## WORK REQUIRED
Scan the lines and state how many carry "this". Leave out everything but the number.

## EXTRACTED DATA
########
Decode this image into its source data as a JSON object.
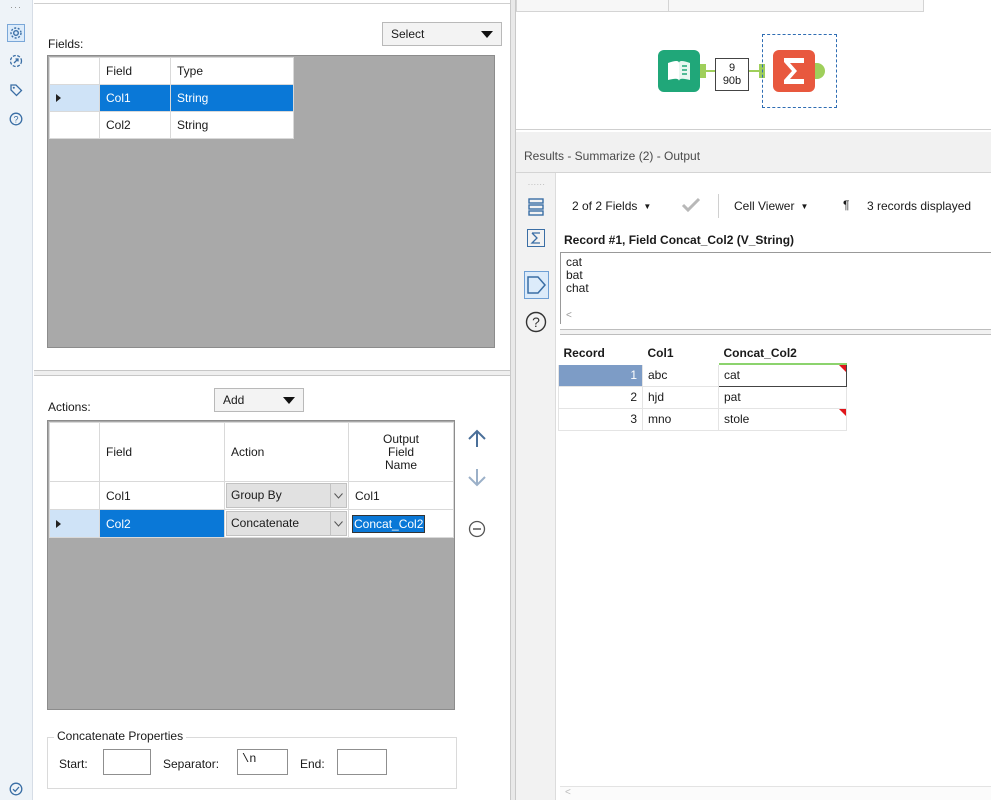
{
  "rail": {
    "icons": [
      "gear-icon",
      "annotation-icon",
      "tag-icon",
      "help-icon"
    ],
    "bottom_icon": "check-circle-icon"
  },
  "config": {
    "fields_label": "Fields:",
    "select_button": "Select",
    "fields_table": {
      "headers": [
        "Field",
        "Type"
      ],
      "rows": [
        {
          "field": "Col1",
          "type": "String"
        },
        {
          "field": "Col2",
          "type": "String"
        }
      ]
    },
    "actions_label": "Actions:",
    "add_button": "Add",
    "actions_table": {
      "headers": [
        "Field",
        "Action",
        "Output Field Name"
      ],
      "header_output_lines": [
        "Output",
        "Field",
        "Name"
      ],
      "rows": [
        {
          "field": "Col1",
          "action": "Group By",
          "output": "Col1"
        },
        {
          "field": "Col2",
          "action": "Concatenate",
          "output": "Concat_Col2"
        }
      ]
    },
    "concat": {
      "title": "Concatenate Properties",
      "start_label": "Start:",
      "start_value": "",
      "separator_label": "Separator:",
      "separator_value": "\\n",
      "end_label": "End:",
      "end_value": ""
    }
  },
  "canvas": {
    "connector_top": "9",
    "connector_bottom": "90b"
  },
  "results": {
    "title": "Results - Summarize (2) - Output",
    "fields_count": "2 of 2 Fields",
    "cell_viewer": "Cell Viewer",
    "records_displayed": "3 records displayed",
    "record_header": "Record #1, Field Concat_Col2 (V_String)",
    "cell_lines": [
      "cat",
      "bat",
      "chat"
    ],
    "table": {
      "headers": [
        "Record",
        "Col1",
        "Concat_Col2"
      ],
      "rows": [
        {
          "record": "1",
          "col1": "abc",
          "concat": "cat"
        },
        {
          "record": "2",
          "col1": "hjd",
          "concat": "pat"
        },
        {
          "record": "3",
          "col1": "mno",
          "concat": "stole"
        }
      ]
    }
  }
}
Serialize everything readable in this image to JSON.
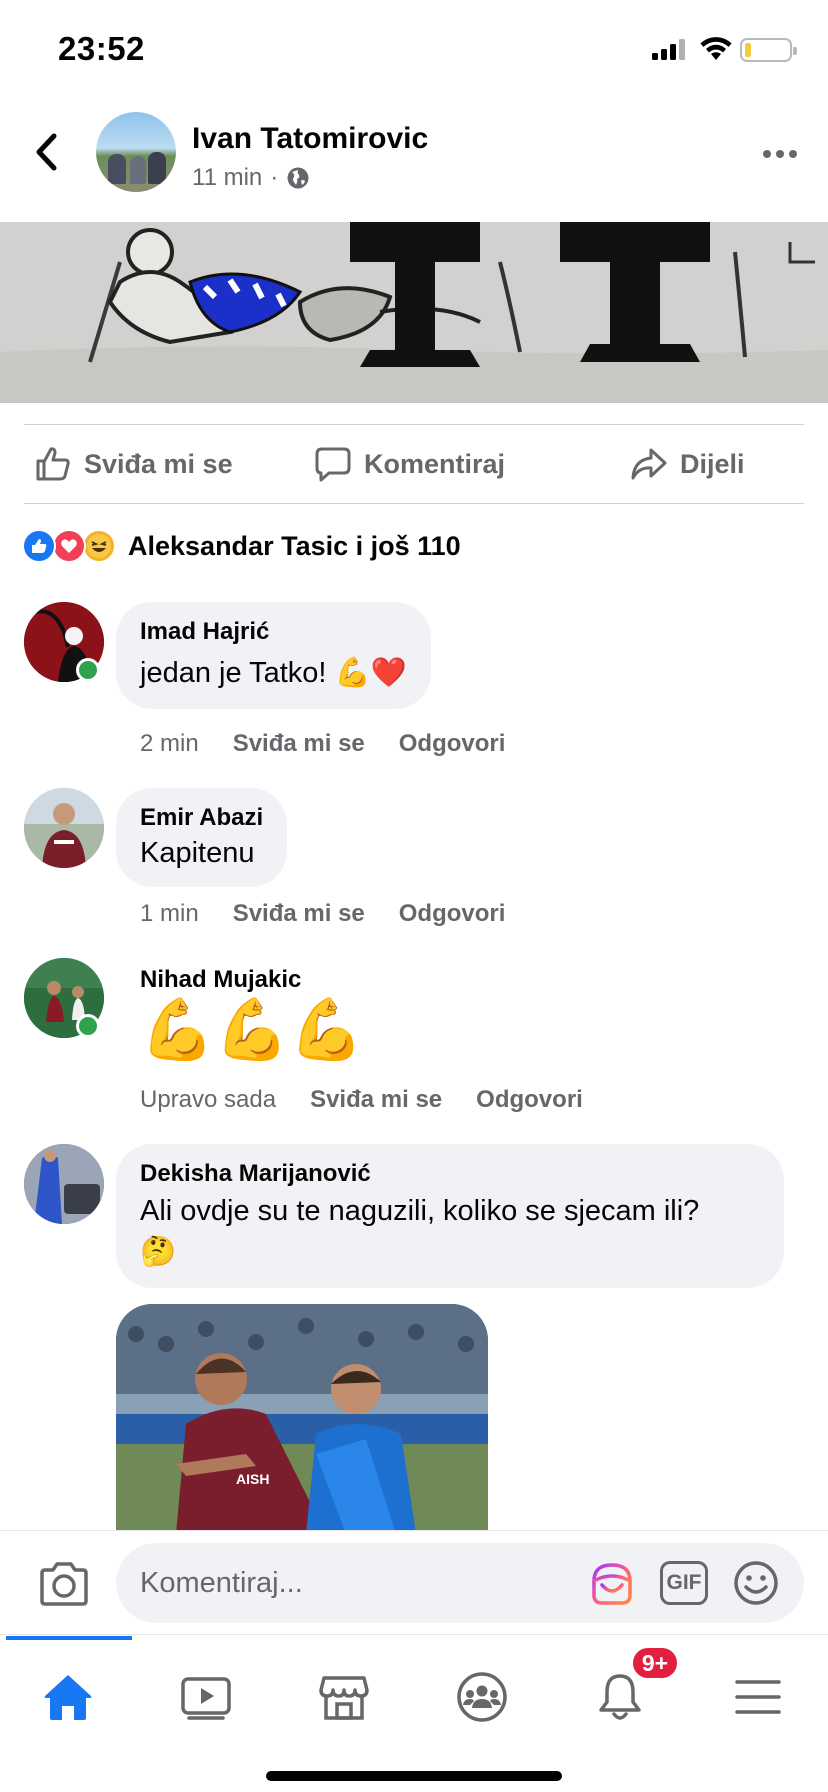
########
## RESULT
2